Objective — Copy each line below in which the word "note" occurs.

-- Begin Records shown --

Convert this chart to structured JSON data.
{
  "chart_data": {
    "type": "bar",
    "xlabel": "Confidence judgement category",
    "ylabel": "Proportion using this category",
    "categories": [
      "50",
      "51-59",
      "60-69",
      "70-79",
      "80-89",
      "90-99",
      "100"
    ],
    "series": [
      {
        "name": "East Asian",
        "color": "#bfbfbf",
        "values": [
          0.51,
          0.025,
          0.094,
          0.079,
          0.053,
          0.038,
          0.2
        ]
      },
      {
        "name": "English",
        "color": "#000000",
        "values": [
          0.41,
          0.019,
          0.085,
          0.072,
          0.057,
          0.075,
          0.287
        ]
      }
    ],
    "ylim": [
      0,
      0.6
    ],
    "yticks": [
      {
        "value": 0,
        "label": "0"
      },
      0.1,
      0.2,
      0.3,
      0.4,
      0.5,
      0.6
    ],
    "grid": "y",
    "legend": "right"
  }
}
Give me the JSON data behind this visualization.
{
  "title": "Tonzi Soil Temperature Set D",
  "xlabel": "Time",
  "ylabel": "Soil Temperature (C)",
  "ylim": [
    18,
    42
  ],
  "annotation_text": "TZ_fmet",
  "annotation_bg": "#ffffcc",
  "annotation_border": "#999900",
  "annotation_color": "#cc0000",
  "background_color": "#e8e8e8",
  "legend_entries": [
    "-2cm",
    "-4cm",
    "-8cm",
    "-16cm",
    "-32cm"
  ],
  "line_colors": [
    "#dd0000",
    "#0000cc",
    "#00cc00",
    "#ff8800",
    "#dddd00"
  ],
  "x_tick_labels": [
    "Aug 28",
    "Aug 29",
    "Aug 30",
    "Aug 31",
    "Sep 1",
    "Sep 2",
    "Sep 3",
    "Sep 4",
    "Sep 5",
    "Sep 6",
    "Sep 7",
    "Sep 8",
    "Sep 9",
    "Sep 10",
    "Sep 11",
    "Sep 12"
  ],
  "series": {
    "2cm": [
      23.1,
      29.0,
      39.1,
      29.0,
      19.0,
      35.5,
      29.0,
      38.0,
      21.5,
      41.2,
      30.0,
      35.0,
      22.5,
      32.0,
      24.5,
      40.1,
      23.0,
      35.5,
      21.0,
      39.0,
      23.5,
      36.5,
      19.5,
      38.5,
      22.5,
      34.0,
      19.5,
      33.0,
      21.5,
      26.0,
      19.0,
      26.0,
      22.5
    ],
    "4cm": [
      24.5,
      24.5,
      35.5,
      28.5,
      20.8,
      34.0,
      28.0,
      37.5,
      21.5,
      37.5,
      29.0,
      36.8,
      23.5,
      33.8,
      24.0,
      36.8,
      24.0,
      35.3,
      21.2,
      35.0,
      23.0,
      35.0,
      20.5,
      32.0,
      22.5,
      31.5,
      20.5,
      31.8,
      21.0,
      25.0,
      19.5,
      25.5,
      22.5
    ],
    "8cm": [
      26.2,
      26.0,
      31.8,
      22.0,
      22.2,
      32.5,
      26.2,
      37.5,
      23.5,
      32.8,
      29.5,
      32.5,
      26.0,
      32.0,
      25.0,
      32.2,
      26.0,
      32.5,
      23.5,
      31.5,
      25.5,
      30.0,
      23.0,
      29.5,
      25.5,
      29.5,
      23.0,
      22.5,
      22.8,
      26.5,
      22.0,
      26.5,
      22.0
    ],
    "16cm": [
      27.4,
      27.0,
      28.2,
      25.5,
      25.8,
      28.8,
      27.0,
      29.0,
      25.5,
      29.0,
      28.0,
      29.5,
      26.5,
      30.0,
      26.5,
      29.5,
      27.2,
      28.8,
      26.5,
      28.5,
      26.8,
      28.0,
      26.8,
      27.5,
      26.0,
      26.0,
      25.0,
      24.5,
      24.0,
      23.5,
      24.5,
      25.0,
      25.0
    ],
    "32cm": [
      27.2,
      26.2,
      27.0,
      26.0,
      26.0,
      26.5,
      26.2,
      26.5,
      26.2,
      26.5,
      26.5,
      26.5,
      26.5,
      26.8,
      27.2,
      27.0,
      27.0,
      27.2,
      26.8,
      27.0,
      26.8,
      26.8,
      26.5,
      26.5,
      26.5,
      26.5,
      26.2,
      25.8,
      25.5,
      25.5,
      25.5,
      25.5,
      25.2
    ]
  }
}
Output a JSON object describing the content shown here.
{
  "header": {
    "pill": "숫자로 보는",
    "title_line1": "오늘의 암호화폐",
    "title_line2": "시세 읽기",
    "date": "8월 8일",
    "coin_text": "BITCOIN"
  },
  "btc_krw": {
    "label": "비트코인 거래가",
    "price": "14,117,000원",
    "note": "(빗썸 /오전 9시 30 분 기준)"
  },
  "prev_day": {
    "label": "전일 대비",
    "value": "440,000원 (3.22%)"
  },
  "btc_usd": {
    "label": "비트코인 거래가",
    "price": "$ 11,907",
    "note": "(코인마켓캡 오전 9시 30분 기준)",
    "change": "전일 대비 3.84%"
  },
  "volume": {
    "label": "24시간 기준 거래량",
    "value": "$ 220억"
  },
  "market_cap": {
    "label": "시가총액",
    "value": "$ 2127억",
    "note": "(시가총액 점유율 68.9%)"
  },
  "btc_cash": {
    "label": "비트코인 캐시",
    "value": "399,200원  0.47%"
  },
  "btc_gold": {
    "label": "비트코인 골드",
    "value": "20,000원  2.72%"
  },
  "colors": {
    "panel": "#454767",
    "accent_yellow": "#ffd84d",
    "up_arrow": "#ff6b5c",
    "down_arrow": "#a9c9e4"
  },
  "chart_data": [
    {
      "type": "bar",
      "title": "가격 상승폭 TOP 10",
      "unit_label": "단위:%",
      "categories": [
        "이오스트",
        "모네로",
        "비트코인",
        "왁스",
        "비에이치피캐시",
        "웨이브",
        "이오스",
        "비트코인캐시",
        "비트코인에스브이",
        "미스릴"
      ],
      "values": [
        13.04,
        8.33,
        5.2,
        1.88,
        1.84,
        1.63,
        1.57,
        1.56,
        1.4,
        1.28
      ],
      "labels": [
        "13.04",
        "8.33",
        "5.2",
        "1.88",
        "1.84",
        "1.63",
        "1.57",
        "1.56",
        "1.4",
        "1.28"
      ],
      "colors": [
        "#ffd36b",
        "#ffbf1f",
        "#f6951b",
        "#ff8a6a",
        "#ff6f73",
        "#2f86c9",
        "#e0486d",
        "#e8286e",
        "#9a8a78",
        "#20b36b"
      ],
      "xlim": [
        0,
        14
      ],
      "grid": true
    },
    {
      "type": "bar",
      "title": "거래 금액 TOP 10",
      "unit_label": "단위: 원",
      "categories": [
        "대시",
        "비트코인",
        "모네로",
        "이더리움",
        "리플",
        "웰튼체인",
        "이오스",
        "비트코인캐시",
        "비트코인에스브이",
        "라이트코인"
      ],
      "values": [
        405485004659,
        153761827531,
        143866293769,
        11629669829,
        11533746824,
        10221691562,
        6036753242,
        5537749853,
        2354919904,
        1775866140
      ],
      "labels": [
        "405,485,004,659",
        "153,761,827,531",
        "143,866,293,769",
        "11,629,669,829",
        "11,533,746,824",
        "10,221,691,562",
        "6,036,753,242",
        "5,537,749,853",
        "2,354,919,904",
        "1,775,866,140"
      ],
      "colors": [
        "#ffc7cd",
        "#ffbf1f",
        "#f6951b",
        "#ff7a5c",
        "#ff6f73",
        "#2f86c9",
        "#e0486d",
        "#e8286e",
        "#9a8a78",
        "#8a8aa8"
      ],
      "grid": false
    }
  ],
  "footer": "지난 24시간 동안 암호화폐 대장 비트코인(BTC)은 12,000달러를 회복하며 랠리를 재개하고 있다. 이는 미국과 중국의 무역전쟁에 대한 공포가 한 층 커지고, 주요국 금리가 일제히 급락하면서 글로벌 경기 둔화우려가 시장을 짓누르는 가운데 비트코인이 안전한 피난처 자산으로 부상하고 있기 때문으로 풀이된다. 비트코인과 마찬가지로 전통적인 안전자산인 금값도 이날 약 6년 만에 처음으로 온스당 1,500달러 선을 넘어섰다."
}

-- End Records shown --

Final answer —
    "note": "(빗썸 /오전 9시 30 분 기준)"
    "note": "(코인마켓캡 오전 9시 30분 기준)",
    "note": "(시가총액 점유율 68.9%)"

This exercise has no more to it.